• **REQUIRED WORK**:
Carry none of the pictures over; set down the material below exactly.

• **DATASET ENTRIES**:
>> START

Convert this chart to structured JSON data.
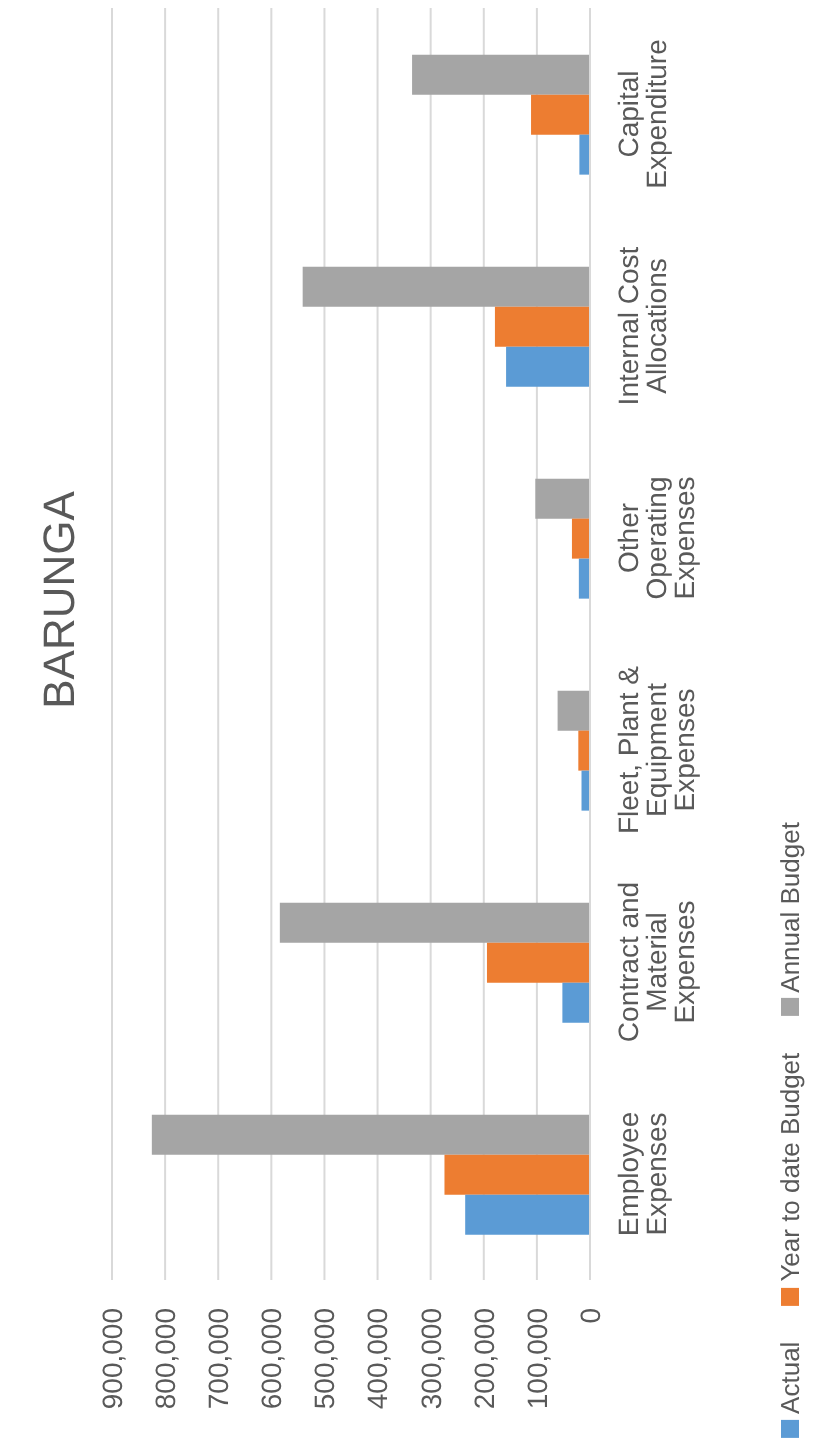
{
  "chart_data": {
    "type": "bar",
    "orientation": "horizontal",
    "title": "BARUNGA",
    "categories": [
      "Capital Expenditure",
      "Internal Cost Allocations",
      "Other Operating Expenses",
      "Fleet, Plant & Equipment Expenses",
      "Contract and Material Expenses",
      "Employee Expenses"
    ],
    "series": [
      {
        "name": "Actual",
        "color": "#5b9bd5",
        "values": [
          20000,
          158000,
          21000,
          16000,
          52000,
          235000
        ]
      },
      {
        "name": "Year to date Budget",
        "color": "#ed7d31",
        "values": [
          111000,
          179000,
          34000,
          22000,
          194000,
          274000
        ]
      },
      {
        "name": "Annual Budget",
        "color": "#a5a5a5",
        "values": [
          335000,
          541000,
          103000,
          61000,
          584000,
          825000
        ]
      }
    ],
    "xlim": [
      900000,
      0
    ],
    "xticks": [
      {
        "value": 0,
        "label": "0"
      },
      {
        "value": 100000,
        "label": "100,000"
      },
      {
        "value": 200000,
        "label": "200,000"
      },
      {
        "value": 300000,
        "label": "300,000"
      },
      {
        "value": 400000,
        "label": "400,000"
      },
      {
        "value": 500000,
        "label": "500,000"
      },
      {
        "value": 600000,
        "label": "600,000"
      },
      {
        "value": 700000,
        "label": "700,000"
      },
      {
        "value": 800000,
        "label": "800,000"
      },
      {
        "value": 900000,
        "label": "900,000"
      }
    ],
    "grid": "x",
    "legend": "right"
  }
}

>> END

• **THE COMPLETED TASK**:
Convert this chart to structured JSON data.
{
  "chart_data": {
    "type": "bar",
    "orientation": "horizontal",
    "title": "BARUNGA",
    "categories": [
      "Capital Expenditure",
      "Internal Cost Allocations",
      "Other Operating Expenses",
      "Fleet, Plant & Equipment Expenses",
      "Contract and Material Expenses",
      "Employee Expenses"
    ],
    "series": [
      {
        "name": "Actual",
        "color": "#5b9bd5",
        "values": [
          20000,
          158000,
          21000,
          16000,
          52000,
          235000
        ]
      },
      {
        "name": "Year to date Budget",
        "color": "#ed7d31",
        "values": [
          111000,
          179000,
          34000,
          22000,
          194000,
          274000
        ]
      },
      {
        "name": "Annual Budget",
        "color": "#a5a5a5",
        "values": [
          335000,
          541000,
          103000,
          61000,
          584000,
          825000
        ]
      }
    ],
    "xlim": [
      900000,
      0
    ],
    "xticks": [
      {
        "value": 0,
        "label": "0"
      },
      {
        "value": 100000,
        "label": "100,000"
      },
      {
        "value": 200000,
        "label": "200,000"
      },
      {
        "value": 300000,
        "label": "300,000"
      },
      {
        "value": 400000,
        "label": "400,000"
      },
      {
        "value": 500000,
        "label": "500,000"
      },
      {
        "value": 600000,
        "label": "600,000"
      },
      {
        "value": 700000,
        "label": "700,000"
      },
      {
        "value": 800000,
        "label": "800,000"
      },
      {
        "value": 900000,
        "label": "900,000"
      }
    ],
    "grid": "x",
    "legend": "right"
  }
}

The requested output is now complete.